⟨

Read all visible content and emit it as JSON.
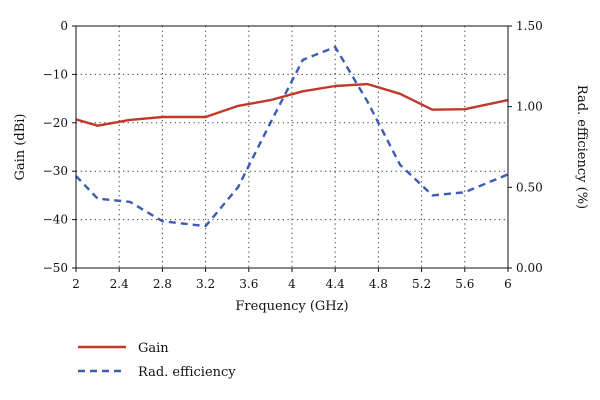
{
  "chart_data": {
    "type": "line",
    "title": "",
    "xlabel": "Frequency (GHz)",
    "ylabel_left": "Gain (dBi)",
    "ylabel_right": "Rad. efficiency (%)",
    "xlim": [
      2,
      6
    ],
    "ylim_left": [
      -50,
      0
    ],
    "ylim_right": [
      0,
      1.5
    ],
    "x_ticks": [
      "2",
      "2.4",
      "2.8",
      "3.2",
      "3.6",
      "4",
      "4.4",
      "4.8",
      "5.2",
      "5.6",
      "6"
    ],
    "y_left_ticks": [
      "0",
      "−10",
      "−20",
      "−30",
      "−40",
      "−50"
    ],
    "y_right_ticks": [
      "1.50",
      "1.00",
      "0.50",
      "0.00"
    ],
    "grid": true,
    "legend_position": "bottom-left",
    "series": [
      {
        "name": "Gain",
        "axis": "left",
        "color": "#c0392b",
        "style": "solid",
        "x": [
          2.0,
          2.2,
          2.5,
          2.8,
          3.2,
          3.5,
          3.8,
          4.1,
          4.4,
          4.7,
          5.0,
          5.3,
          5.6,
          6.0
        ],
        "y": [
          -19.3,
          -20.6,
          -19.4,
          -18.8,
          -18.8,
          -16.5,
          -15.3,
          -13.5,
          -12.4,
          -12.0,
          -14.0,
          -17.3,
          -17.2,
          -15.3
        ]
      },
      {
        "name": "Rad. efficiency",
        "axis": "right",
        "color": "#3b5bb5",
        "style": "dashed",
        "x": [
          2.0,
          2.2,
          2.5,
          2.8,
          3.2,
          3.5,
          3.8,
          4.1,
          4.4,
          4.7,
          5.0,
          5.3,
          5.6,
          6.0
        ],
        "y": [
          0.57,
          0.43,
          0.41,
          0.29,
          0.26,
          0.5,
          0.9,
          1.29,
          1.37,
          1.03,
          0.64,
          0.45,
          0.47,
          0.58
        ]
      }
    ]
  }
}
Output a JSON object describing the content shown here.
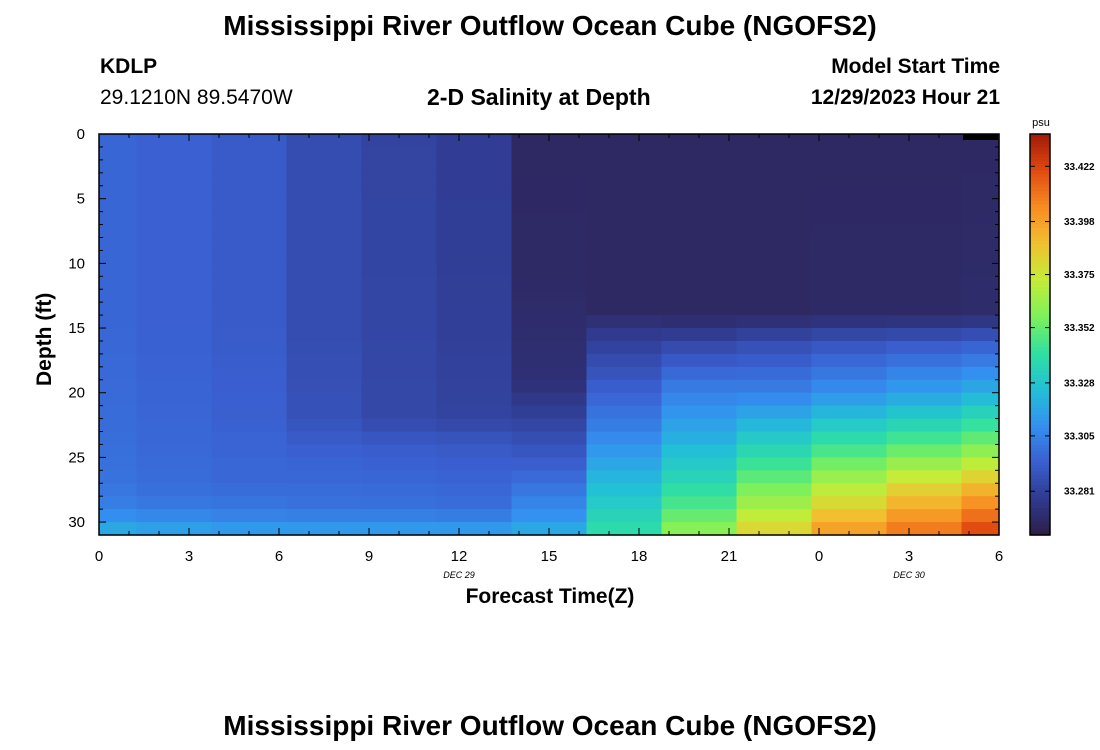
{
  "header": {
    "title": "Mississippi River Outflow Ocean Cube (NGOFS2)",
    "station_id": "KDLP",
    "coordinates": "29.1210N  89.5470W",
    "subtitle": "2-D Salinity at Depth",
    "model_start_label": "Model Start Time",
    "model_start_value": "12/29/2023 Hour 21"
  },
  "footer": {
    "title": "Mississippi River Outflow Ocean Cube (NGOFS2)"
  },
  "chart_data": {
    "type": "heatmap",
    "title": "2-D Salinity at Depth",
    "xlabel": "Forecast Time(Z)",
    "ylabel": "Depth (ft)",
    "x_tick_labels": [
      "0",
      "3",
      "6",
      "9",
      "12",
      "15",
      "18",
      "21",
      "0",
      "3",
      "6"
    ],
    "x_date_labels": [
      {
        "text": "DEC 29",
        "hour": 12
      },
      {
        "text": "DEC 30",
        "hour": 27
      }
    ],
    "y_tick_labels": [
      "0",
      "5",
      "10",
      "15",
      "20",
      "25",
      "30"
    ],
    "xlim_hours": [
      0,
      30
    ],
    "ylim_ft": [
      0,
      31
    ],
    "colorbar": {
      "unit": "psu",
      "ticks": [
        "33.281",
        "33.305",
        "33.328",
        "33.352",
        "33.375",
        "33.398",
        "33.422"
      ],
      "range": [
        33.262,
        33.436
      ],
      "colors": [
        "#2c1e47",
        "#303a8f",
        "#3a5fd0",
        "#3490f0",
        "#22c0d6",
        "#30e0a0",
        "#7ef05a",
        "#c5ec38",
        "#f0c030",
        "#f88c22",
        "#e04a10",
        "#a01a08"
      ]
    },
    "time_columns_hours": [
      0,
      2.5,
      5,
      7.5,
      10,
      12.5,
      15,
      17.5,
      20,
      22.5,
      25,
      27.5,
      30
    ],
    "profiles": [
      {
        "hour": 0,
        "depths": [
          0,
          15,
          22,
          27,
          29,
          30.3,
          31
        ],
        "values": [
          33.296,
          33.296,
          33.298,
          33.3,
          33.305,
          33.315,
          33.322
        ]
      },
      {
        "hour": 2.5,
        "depths": [
          0,
          15,
          22,
          27,
          29,
          30.3,
          31
        ],
        "values": [
          33.294,
          33.294,
          33.296,
          33.298,
          33.303,
          33.312,
          33.32
        ]
      },
      {
        "hour": 5,
        "depths": [
          0,
          15,
          22,
          27,
          29,
          30.3,
          31
        ],
        "values": [
          33.292,
          33.292,
          33.294,
          33.297,
          33.302,
          33.31,
          33.318
        ]
      },
      {
        "hour": 7.5,
        "depths": [
          0,
          15,
          22,
          24,
          29,
          30.3,
          31
        ],
        "values": [
          33.286,
          33.286,
          33.288,
          33.293,
          33.3,
          33.31,
          33.318
        ]
      },
      {
        "hour": 10,
        "depths": [
          0,
          15,
          22,
          24,
          29,
          30.3,
          31
        ],
        "values": [
          33.282,
          33.283,
          33.284,
          33.292,
          33.3,
          33.31,
          33.318
        ]
      },
      {
        "hour": 12.5,
        "depths": [
          0,
          15,
          22,
          24,
          29,
          30.3,
          31
        ],
        "values": [
          33.279,
          33.28,
          33.282,
          33.291,
          33.299,
          33.31,
          33.318
        ]
      },
      {
        "hour": 15,
        "depths": [
          0,
          12,
          19,
          22,
          26,
          30,
          31
        ],
        "values": [
          33.268,
          33.269,
          33.272,
          33.281,
          33.295,
          33.312,
          33.322
        ]
      },
      {
        "hour": 17.5,
        "depths": [
          0,
          14,
          15,
          19,
          23,
          27,
          31
        ],
        "values": [
          33.268,
          33.268,
          33.276,
          33.291,
          33.305,
          33.324,
          33.34
        ]
      },
      {
        "hour": 20,
        "depths": [
          0,
          14,
          16,
          19,
          24,
          28,
          31
        ],
        "values": [
          33.268,
          33.268,
          33.282,
          33.3,
          33.322,
          33.342,
          33.362
        ]
      },
      {
        "hour": 22.5,
        "depths": [
          0,
          14,
          16,
          20,
          24,
          28,
          31
        ],
        "values": [
          33.268,
          33.268,
          33.285,
          33.305,
          33.333,
          33.36,
          33.384
        ]
      },
      {
        "hour": 25,
        "depths": [
          0,
          14,
          16,
          20,
          24,
          28,
          31
        ],
        "values": [
          33.268,
          33.269,
          33.288,
          33.31,
          33.342,
          33.375,
          33.402
        ]
      },
      {
        "hour": 27.5,
        "depths": [
          0,
          14,
          16,
          20,
          24,
          28,
          31
        ],
        "values": [
          33.268,
          33.269,
          33.29,
          33.315,
          33.348,
          33.388,
          33.412
        ]
      },
      {
        "hour": 30,
        "depths": [
          0,
          14,
          16,
          20,
          24,
          28,
          31
        ],
        "values": [
          33.268,
          33.27,
          33.292,
          33.32,
          33.355,
          33.398,
          33.424
        ]
      }
    ],
    "grid": false
  }
}
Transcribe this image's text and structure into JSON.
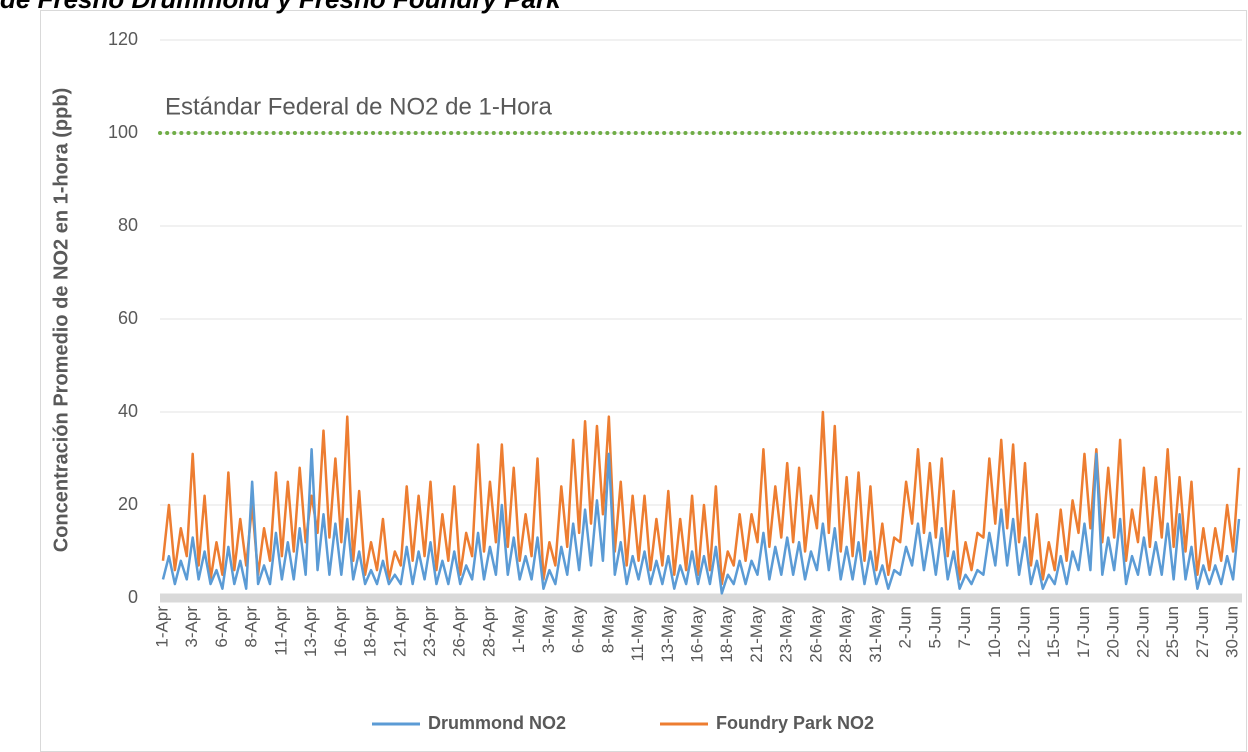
{
  "chart_data": {
    "type": "line",
    "title": "de Fresno Drummond y Fresno Foundry Park",
    "y_label": "Concentración Promedio de NO2 en 1-hora (ppb)",
    "reference_line": {
      "value": 100,
      "label": "Estándar Federal de NO2 de 1-Hora",
      "color": "#70ad47"
    },
    "ylim": [
      0,
      120
    ],
    "yticks": [
      0,
      20,
      40,
      60,
      80,
      100,
      120
    ],
    "grid": true,
    "legend": "bottom",
    "categories": [
      "1-Apr",
      null,
      null,
      null,
      null,
      "3-Apr",
      null,
      null,
      null,
      null,
      "6-Apr",
      null,
      null,
      null,
      null,
      "8-Apr",
      null,
      null,
      null,
      null,
      "11-Apr",
      null,
      null,
      null,
      null,
      "13-Apr",
      null,
      null,
      null,
      null,
      "16-Apr",
      null,
      null,
      null,
      null,
      "18-Apr",
      null,
      null,
      null,
      null,
      "21-Apr",
      null,
      null,
      null,
      null,
      "23-Apr",
      null,
      null,
      null,
      null,
      "26-Apr",
      null,
      null,
      null,
      null,
      "28-Apr",
      null,
      null,
      null,
      null,
      "1-May",
      null,
      null,
      null,
      null,
      "3-May",
      null,
      null,
      null,
      null,
      "6-May",
      null,
      null,
      null,
      null,
      "8-May",
      null,
      null,
      null,
      null,
      "11-May",
      null,
      null,
      null,
      null,
      "13-May",
      null,
      null,
      null,
      null,
      "16-May",
      null,
      null,
      null,
      null,
      "18-May",
      null,
      null,
      null,
      null,
      "21-May",
      null,
      null,
      null,
      null,
      "23-May",
      null,
      null,
      null,
      null,
      "26-May",
      null,
      null,
      null,
      null,
      "28-May",
      null,
      null,
      null,
      null,
      "31-May",
      null,
      null,
      null,
      null,
      "2-Jun",
      null,
      null,
      null,
      null,
      "5-Jun",
      null,
      null,
      null,
      null,
      "7-Jun",
      null,
      null,
      null,
      null,
      "10-Jun",
      null,
      null,
      null,
      null,
      "12-Jun",
      null,
      null,
      null,
      null,
      "15-Jun",
      null,
      null,
      null,
      null,
      "17-Jun",
      null,
      null,
      null,
      null,
      "20-Jun",
      null,
      null,
      null,
      null,
      "22-Jun",
      null,
      null,
      null,
      null,
      "25-Jun",
      null,
      null,
      null,
      null,
      "27-Jun",
      null,
      null,
      null,
      null,
      "30-Jun",
      null
    ],
    "series": [
      {
        "name": "Drummond NO2",
        "color": "#5b9bd5",
        "values": [
          4,
          9,
          3,
          8,
          4,
          13,
          4,
          10,
          3,
          6,
          2,
          11,
          3,
          8,
          2,
          25,
          3,
          7,
          3,
          14,
          4,
          12,
          4,
          15,
          5,
          32,
          6,
          18,
          5,
          16,
          5,
          17,
          4,
          10,
          3,
          6,
          3,
          8,
          3,
          5,
          3,
          11,
          3,
          10,
          4,
          12,
          3,
          8,
          3,
          10,
          3,
          7,
          4,
          14,
          4,
          11,
          5,
          20,
          5,
          13,
          4,
          9,
          4,
          13,
          2,
          6,
          3,
          11,
          5,
          16,
          6,
          19,
          7,
          21,
          8,
          31,
          5,
          12,
          3,
          9,
          4,
          10,
          3,
          8,
          3,
          9,
          2,
          7,
          3,
          10,
          3,
          9,
          3,
          11,
          1,
          5,
          3,
          8,
          3,
          8,
          5,
          14,
          4,
          11,
          5,
          13,
          5,
          12,
          4,
          10,
          6,
          16,
          6,
          15,
          4,
          11,
          4,
          12,
          3,
          10,
          3,
          7,
          2,
          6,
          5,
          11,
          7,
          16,
          6,
          14,
          5,
          15,
          4,
          10,
          2,
          5,
          3,
          6,
          5,
          14,
          7,
          19,
          7,
          17,
          5,
          13,
          3,
          8,
          2,
          5,
          3,
          9,
          3,
          10,
          6,
          16,
          6,
          31,
          5,
          13,
          6,
          17,
          3,
          9,
          5,
          13,
          5,
          12,
          5,
          16,
          4,
          18,
          4,
          11,
          2,
          7,
          3,
          7,
          3,
          9,
          4,
          17
        ]
      },
      {
        "name": "Foundry Park NO2",
        "color": "#ed7d31",
        "values": [
          8,
          20,
          6,
          15,
          9,
          31,
          7,
          22,
          4,
          12,
          5,
          27,
          6,
          17,
          7,
          20,
          5,
          15,
          8,
          27,
          9,
          25,
          10,
          28,
          12,
          22,
          14,
          36,
          13,
          30,
          12,
          39,
          8,
          23,
          5,
          12,
          6,
          17,
          4,
          10,
          7,
          24,
          8,
          22,
          9,
          25,
          6,
          18,
          8,
          24,
          5,
          14,
          9,
          33,
          10,
          25,
          12,
          33,
          11,
          28,
          8,
          18,
          9,
          30,
          4,
          12,
          7,
          24,
          11,
          34,
          14,
          38,
          16,
          37,
          18,
          39,
          10,
          25,
          7,
          22,
          8,
          22,
          6,
          17,
          7,
          23,
          5,
          17,
          6,
          22,
          5,
          20,
          6,
          24,
          3,
          10,
          7,
          18,
          8,
          18,
          12,
          32,
          11,
          24,
          13,
          29,
          12,
          28,
          10,
          22,
          15,
          40,
          14,
          37,
          10,
          26,
          9,
          27,
          8,
          24,
          6,
          16,
          5,
          13,
          12,
          25,
          16,
          32,
          14,
          29,
          13,
          30,
          9,
          23,
          4,
          12,
          6,
          14,
          13,
          30,
          16,
          34,
          15,
          33,
          12,
          29,
          7,
          18,
          4,
          12,
          6,
          19,
          8,
          21,
          14,
          31,
          15,
          32,
          12,
          28,
          13,
          34,
          8,
          19,
          12,
          28,
          11,
          26,
          13,
          32,
          11,
          26,
          10,
          25,
          5,
          15,
          6,
          15,
          8,
          20,
          10,
          28
        ]
      }
    ]
  }
}
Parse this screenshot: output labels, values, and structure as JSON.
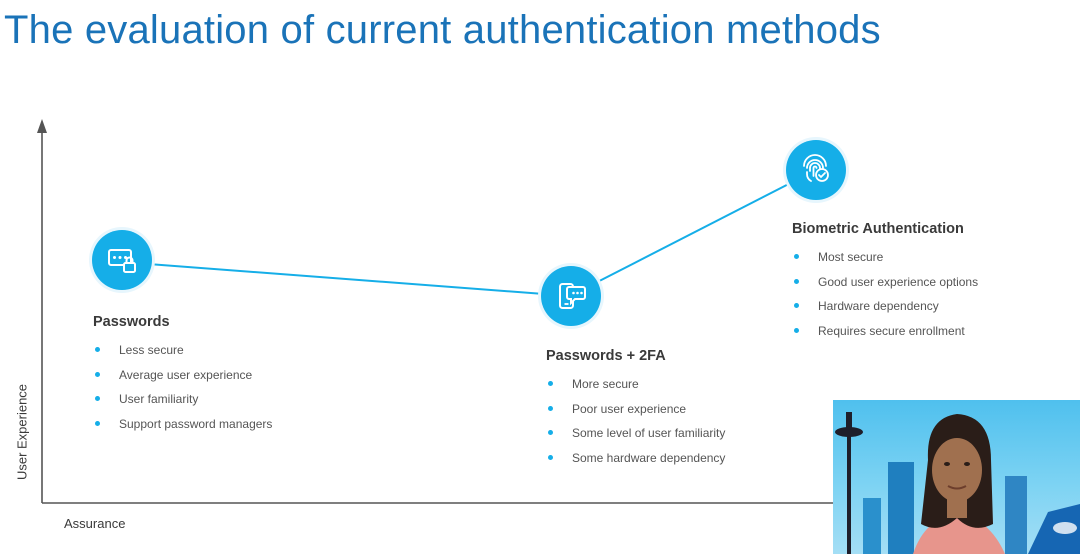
{
  "slide": {
    "title": "The evaluation of current authentication methods"
  },
  "axes": {
    "y_label": "User Experience",
    "x_label": "Assurance"
  },
  "nodes": [
    {
      "title": "Passwords",
      "icon": "password-lock-icon",
      "bullets": [
        "Less secure",
        "Average user experience",
        "User familiarity",
        "Support password managers"
      ]
    },
    {
      "title": "Passwords + 2FA",
      "icon": "phone-message-icon",
      "bullets": [
        "More secure",
        "Poor user experience",
        "Some level of user familiarity",
        "Some hardware dependency"
      ]
    },
    {
      "title": "Biometric Authentication",
      "icon": "fingerprint-check-icon",
      "bullets": [
        "Most secure",
        "Good user experience options",
        "Hardware dependency",
        "Requires secure enrollment"
      ]
    }
  ],
  "colors": {
    "title": "#1a73b8",
    "accent": "#15aee8",
    "axis": "#555555",
    "text": "#3a3a3a"
  },
  "webcam": {
    "overlay": "presenter-video-thumbnail"
  }
}
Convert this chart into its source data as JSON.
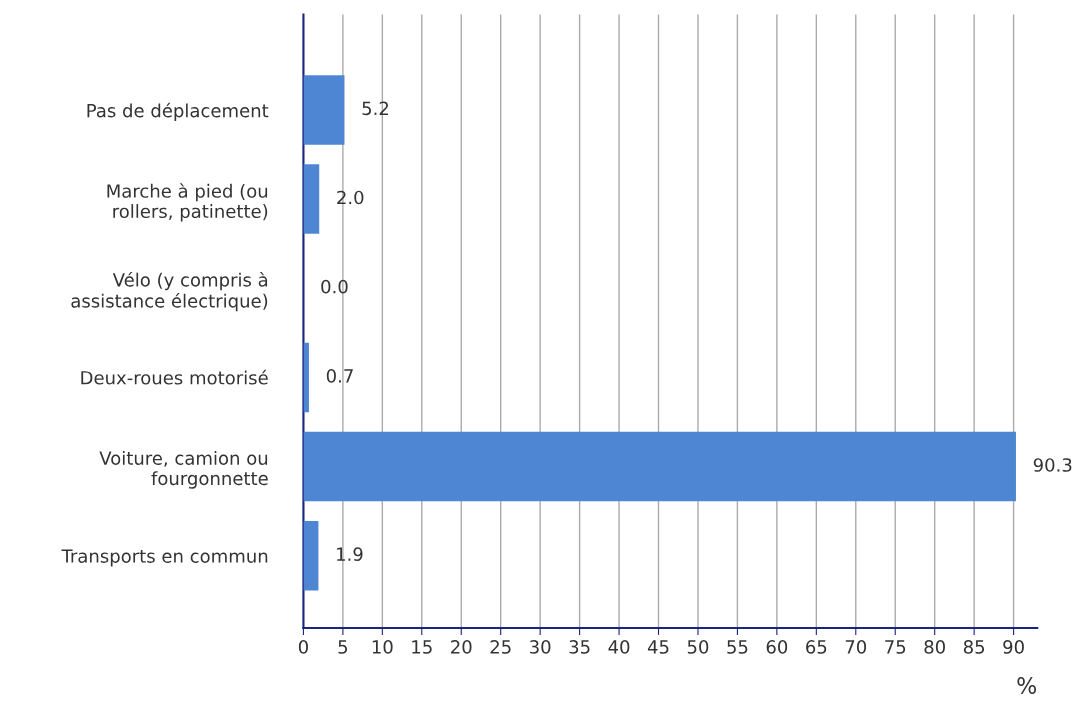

⟩

## Given exercise
Using the listing above, locate the lines that hold "into" and copy each one.

## Expected answer
Transcribe this image's text and structure into JSON.
Convert this chart into its source data as JSON.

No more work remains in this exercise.